▸ To be done
Return the number of lines that include the string "mean", without any other text.

## START Task input

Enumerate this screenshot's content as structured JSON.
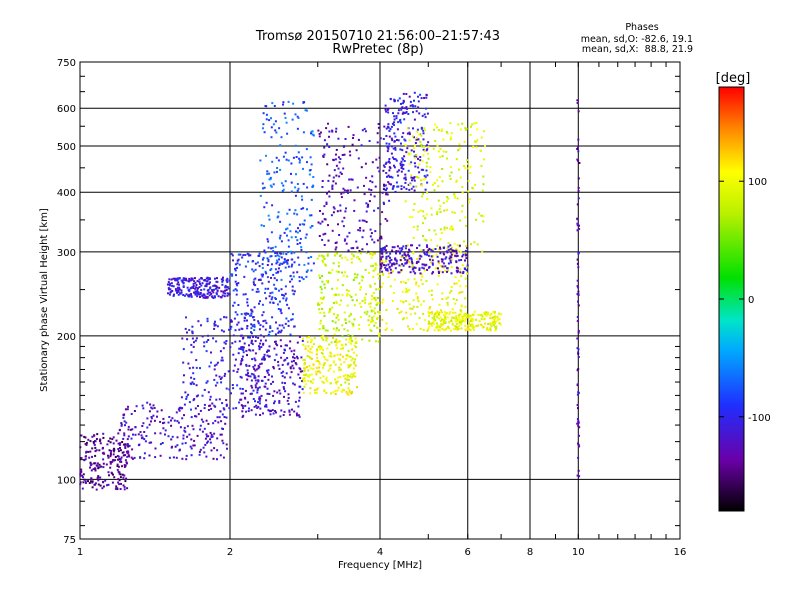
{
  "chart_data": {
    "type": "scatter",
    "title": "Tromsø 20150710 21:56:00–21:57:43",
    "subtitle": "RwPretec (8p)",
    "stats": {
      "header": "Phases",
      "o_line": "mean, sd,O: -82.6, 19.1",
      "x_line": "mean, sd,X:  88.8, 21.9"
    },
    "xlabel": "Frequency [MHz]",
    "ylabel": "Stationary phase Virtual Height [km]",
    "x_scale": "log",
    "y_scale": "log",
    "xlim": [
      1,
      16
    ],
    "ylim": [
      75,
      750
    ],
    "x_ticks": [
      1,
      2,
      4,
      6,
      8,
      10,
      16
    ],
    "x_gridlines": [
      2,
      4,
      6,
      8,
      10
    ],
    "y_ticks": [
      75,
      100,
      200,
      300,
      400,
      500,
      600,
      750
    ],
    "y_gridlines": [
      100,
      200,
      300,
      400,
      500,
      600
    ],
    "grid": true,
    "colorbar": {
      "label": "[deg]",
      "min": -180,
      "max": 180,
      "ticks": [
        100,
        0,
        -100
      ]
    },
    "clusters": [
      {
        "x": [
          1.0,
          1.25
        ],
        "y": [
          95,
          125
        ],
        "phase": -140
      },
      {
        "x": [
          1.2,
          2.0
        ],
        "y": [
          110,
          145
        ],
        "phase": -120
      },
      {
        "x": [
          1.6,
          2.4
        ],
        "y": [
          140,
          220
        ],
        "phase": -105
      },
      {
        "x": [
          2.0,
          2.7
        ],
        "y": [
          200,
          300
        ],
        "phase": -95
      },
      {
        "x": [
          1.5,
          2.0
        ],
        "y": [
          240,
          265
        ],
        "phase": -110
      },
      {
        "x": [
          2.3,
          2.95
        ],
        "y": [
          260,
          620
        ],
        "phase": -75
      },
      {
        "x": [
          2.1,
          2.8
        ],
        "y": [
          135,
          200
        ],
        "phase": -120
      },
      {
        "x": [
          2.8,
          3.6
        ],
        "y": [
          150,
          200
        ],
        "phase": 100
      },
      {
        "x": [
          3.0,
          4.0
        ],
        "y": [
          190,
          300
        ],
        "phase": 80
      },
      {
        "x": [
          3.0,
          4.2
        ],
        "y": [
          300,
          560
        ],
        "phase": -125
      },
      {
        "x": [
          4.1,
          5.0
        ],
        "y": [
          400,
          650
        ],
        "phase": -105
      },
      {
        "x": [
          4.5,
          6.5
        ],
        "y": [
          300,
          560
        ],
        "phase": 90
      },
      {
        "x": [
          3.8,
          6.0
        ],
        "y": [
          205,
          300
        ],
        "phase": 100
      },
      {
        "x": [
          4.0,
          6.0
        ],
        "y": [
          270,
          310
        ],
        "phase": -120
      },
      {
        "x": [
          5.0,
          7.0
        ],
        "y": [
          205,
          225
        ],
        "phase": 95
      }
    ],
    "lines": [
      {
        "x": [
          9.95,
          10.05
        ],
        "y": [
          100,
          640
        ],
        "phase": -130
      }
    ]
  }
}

## END Task input

▸ Final result
2